**EXERCISE:** Print out the entries below with no edits.

-- begin DATA SUPPLIED --

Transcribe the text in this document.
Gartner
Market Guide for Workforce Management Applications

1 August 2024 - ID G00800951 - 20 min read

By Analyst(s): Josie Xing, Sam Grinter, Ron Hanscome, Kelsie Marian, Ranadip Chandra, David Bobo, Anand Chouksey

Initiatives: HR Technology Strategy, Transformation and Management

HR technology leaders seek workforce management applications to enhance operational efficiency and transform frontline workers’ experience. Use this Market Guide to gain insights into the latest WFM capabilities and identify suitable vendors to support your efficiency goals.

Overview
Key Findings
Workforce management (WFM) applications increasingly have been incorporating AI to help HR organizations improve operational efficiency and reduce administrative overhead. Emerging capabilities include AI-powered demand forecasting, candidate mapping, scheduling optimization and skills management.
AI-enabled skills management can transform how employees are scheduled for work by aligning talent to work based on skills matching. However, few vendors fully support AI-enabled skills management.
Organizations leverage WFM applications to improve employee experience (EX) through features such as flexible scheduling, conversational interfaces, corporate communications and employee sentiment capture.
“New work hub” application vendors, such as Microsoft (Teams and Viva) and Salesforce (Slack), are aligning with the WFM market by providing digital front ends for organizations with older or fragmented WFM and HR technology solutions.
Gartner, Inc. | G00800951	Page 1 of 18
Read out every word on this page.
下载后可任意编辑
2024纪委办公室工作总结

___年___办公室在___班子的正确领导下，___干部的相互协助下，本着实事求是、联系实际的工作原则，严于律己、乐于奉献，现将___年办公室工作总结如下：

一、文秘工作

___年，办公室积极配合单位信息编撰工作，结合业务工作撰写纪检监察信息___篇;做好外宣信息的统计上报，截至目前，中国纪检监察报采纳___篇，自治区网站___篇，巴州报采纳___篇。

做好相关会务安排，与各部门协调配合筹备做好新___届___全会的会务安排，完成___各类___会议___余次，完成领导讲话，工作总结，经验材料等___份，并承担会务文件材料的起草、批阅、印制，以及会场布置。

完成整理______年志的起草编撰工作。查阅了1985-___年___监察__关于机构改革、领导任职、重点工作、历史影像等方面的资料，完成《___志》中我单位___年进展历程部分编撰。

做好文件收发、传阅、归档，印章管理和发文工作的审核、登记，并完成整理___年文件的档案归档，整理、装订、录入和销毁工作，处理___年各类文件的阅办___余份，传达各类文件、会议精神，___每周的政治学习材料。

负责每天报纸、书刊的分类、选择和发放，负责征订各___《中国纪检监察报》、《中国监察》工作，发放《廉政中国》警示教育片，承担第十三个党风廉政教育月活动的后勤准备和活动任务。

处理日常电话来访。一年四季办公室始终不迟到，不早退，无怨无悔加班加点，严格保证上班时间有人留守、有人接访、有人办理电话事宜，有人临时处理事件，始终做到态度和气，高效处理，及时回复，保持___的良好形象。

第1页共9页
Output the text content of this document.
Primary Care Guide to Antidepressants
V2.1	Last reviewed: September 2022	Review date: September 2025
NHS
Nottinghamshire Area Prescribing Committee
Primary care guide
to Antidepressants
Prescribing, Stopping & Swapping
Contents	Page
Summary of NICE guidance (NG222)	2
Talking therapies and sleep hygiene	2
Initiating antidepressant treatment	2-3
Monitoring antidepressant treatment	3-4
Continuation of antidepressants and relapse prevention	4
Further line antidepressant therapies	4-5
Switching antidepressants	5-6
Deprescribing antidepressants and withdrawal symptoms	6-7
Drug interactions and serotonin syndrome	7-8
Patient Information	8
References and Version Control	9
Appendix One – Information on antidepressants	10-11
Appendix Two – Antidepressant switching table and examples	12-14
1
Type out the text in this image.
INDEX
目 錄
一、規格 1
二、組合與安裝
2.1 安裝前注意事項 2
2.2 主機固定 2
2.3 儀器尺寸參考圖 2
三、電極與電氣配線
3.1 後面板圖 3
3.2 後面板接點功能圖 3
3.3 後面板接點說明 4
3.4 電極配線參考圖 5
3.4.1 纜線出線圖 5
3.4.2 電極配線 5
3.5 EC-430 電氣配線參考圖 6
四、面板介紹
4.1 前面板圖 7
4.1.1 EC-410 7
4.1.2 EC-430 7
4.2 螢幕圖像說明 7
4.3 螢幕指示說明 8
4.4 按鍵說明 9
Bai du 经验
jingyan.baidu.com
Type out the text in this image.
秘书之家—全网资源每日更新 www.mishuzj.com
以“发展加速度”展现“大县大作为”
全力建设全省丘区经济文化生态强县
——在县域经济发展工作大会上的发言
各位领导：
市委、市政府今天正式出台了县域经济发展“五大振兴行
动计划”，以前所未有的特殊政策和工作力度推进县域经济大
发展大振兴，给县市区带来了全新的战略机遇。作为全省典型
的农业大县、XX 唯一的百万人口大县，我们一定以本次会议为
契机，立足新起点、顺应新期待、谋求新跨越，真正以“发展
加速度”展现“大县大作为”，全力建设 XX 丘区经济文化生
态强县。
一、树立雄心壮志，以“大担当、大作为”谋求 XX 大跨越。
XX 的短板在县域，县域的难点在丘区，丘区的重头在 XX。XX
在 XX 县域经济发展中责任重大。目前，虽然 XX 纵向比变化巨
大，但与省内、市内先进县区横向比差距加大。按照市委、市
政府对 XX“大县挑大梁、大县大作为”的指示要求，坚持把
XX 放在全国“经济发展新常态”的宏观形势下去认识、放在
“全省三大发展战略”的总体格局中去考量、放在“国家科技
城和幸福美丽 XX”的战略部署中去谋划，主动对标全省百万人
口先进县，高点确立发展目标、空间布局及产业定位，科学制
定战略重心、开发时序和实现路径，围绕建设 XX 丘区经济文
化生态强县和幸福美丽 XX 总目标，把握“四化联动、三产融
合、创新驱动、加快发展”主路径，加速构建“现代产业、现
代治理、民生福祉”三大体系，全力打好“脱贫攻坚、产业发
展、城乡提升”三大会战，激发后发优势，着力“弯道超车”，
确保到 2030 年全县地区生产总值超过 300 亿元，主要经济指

-- end DATA SUPPLIED --

**FULL OUTPUT:**
Transcribe the text in this document.
Gartner
Market Guide for Workforce Management Applications

1 August 2024 - ID G00800951 - 20 min read

By Analyst(s): Josie Xing, Sam Grinter, Ron Hanscome, Kelsie Marian, Ranadip Chandra, David Bobo, Anand Chouksey

Initiatives: HR Technology Strategy, Transformation and Management

HR technology leaders seek workforce management applications to enhance operational efficiency and transform frontline workers’ experience. Use this Market Guide to gain insights into the latest WFM capabilities and identify suitable vendors to support your efficiency goals.

Overview
Key Findings
Workforce management (WFM) applications increasingly have been incorporating AI to help HR organizations improve operational efficiency and reduce administrative overhead. Emerging capabilities include AI-powered demand forecasting, candidate mapping, scheduling optimization and skills management.
AI-enabled skills management can transform how employees are scheduled for work by aligning talent to work based on skills matching. However, few vendors fully support AI-enabled skills management.
Organizations leverage WFM applications to improve employee experience (EX) through features such as flexible scheduling, conversational interfaces, corporate communications and employee sentiment capture.
“New work hub” application vendors, such as Microsoft (Teams and Viva) and Salesforce (Slack), are aligning with the WFM market by providing digital front ends for organizations with older or fragmented WFM and HR technology solutions.
Gartner, Inc. | G00800951	Page 1 of 18
Read out every word on this page.
下载后可任意编辑
2024纪委办公室工作总结

___年___办公室在___班子的正确领导下，___干部的相互协助下，本着实事求是、联系实际的工作原则，严于律己、乐于奉献，现将___年办公室工作总结如下：

一、文秘工作

___年，办公室积极配合单位信息编撰工作，结合业务工作撰写纪检监察信息___篇;做好外宣信息的统计上报，截至目前，中国纪检监察报采纳___篇，自治区网站___篇，巴州报采纳___篇。

做好相关会务安排，与各部门协调配合筹备做好新___届___全会的会务安排，完成___各类___会议___余次，完成领导讲话，工作总结，经验材料等___份，并承担会务文件材料的起草、批阅、印制，以及会场布置。

完成整理______年志的起草编撰工作。查阅了1985-___年___监察__关于机构改革、领导任职、重点工作、历史影像等方面的资料，完成《___志》中我单位___年进展历程部分编撰。

做好文件收发、传阅、归档，印章管理和发文工作的审核、登记，并完成整理___年文件的档案归档，整理、装订、录入和销毁工作，处理___年各类文件的阅办___余份，传达各类文件、会议精神，___每周的政治学习材料。

负责每天报纸、书刊的分类、选择和发放，负责征订各___《中国纪检监察报》、《中国监察》工作，发放《廉政中国》警示教育片，承担第十三个党风廉政教育月活动的后勤准备和活动任务。

处理日常电话来访。一年四季办公室始终不迟到，不早退，无怨无悔加班加点，严格保证上班时间有人留守、有人接访、有人办理电话事宜，有人临时处理事件，始终做到态度和气，高效处理，及时回复，保持___的良好形象。

第1页共9页
Output the text content of this document.
Primary Care Guide to Antidepressants
V2.1	Last reviewed: September 2022	Review date: September 2025
NHS
Nottinghamshire Area Prescribing Committee
Primary care guide
to Antidepressants
Prescribing, Stopping & Swapping
Contents	Page
Summary of NICE guidance (NG222)	2
Talking therapies and sleep hygiene	2
Initiating antidepressant treatment	2-3
Monitoring antidepressant treatment	3-4
Continuation of antidepressants and relapse prevention	4
Further line antidepressant therapies	4-5
Switching antidepressants	5-6
Deprescribing antidepressants and withdrawal symptoms	6-7
Drug interactions and serotonin syndrome	7-8
Patient Information	8
References and Version Control	9
Appendix One – Information on antidepressants	10-11
Appendix Two – Antidepressant switching table and examples	12-14
1
Type out the text in this image.
INDEX
目 錄
一、規格 1
二、組合與安裝
2.1 安裝前注意事項 2
2.2 主機固定 2
2.3 儀器尺寸參考圖 2
三、電極與電氣配線
3.1 後面板圖 3
3.2 後面板接點功能圖 3
3.3 後面板接點說明 4
3.4 電極配線參考圖 5
3.4.1 纜線出線圖 5
3.4.2 電極配線 5
3.5 EC-430 電氣配線參考圖 6
四、面板介紹
4.1 前面板圖 7
4.1.1 EC-410 7
4.1.2 EC-430 7
4.2 螢幕圖像說明 7
4.3 螢幕指示說明 8
4.4 按鍵說明 9
Bai du 经验
jingyan.baidu.com
Type out the text in this image.
秘书之家—全网资源每日更新 www.mishuzj.com
以“发展加速度”展现“大县大作为”
全力建设全省丘区经济文化生态强县
——在县域经济发展工作大会上的发言
各位领导：
市委、市政府今天正式出台了县域经济发展“五大振兴行
动计划”，以前所未有的特殊政策和工作力度推进县域经济大
发展大振兴，给县市区带来了全新的战略机遇。作为全省典型
的农业大县、XX 唯一的百万人口大县，我们一定以本次会议为
契机，立足新起点、顺应新期待、谋求新跨越，真正以“发展
加速度”展现“大县大作为”，全力建设 XX 丘区经济文化生
态强县。
一、树立雄心壮志，以“大担当、大作为”谋求 XX 大跨越。
XX 的短板在县域，县域的难点在丘区，丘区的重头在 XX。XX
在 XX 县域经济发展中责任重大。目前，虽然 XX 纵向比变化巨
大，但与省内、市内先进县区横向比差距加大。按照市委、市
政府对 XX“大县挑大梁、大县大作为”的指示要求，坚持把
XX 放在全国“经济发展新常态”的宏观形势下去认识、放在
“全省三大发展战略”的总体格局中去考量、放在“国家科技
城和幸福美丽 XX”的战略部署中去谋划，主动对标全省百万人
口先进县，高点确立发展目标、空间布局及产业定位，科学制
定战略重心、开发时序和实现路径，围绕建设 XX 丘区经济文
化生态强县和幸福美丽 XX 总目标，把握“四化联动、三产融
合、创新驱动、加快发展”主路径，加速构建“现代产业、现
代治理、民生福祉”三大体系，全力打好“脱贫攻坚、产业发
展、城乡提升”三大会战，激发后发优势，着力“弯道超车”，
确保到 2030 年全县地区生产总值超过 300 亿元，主要经济指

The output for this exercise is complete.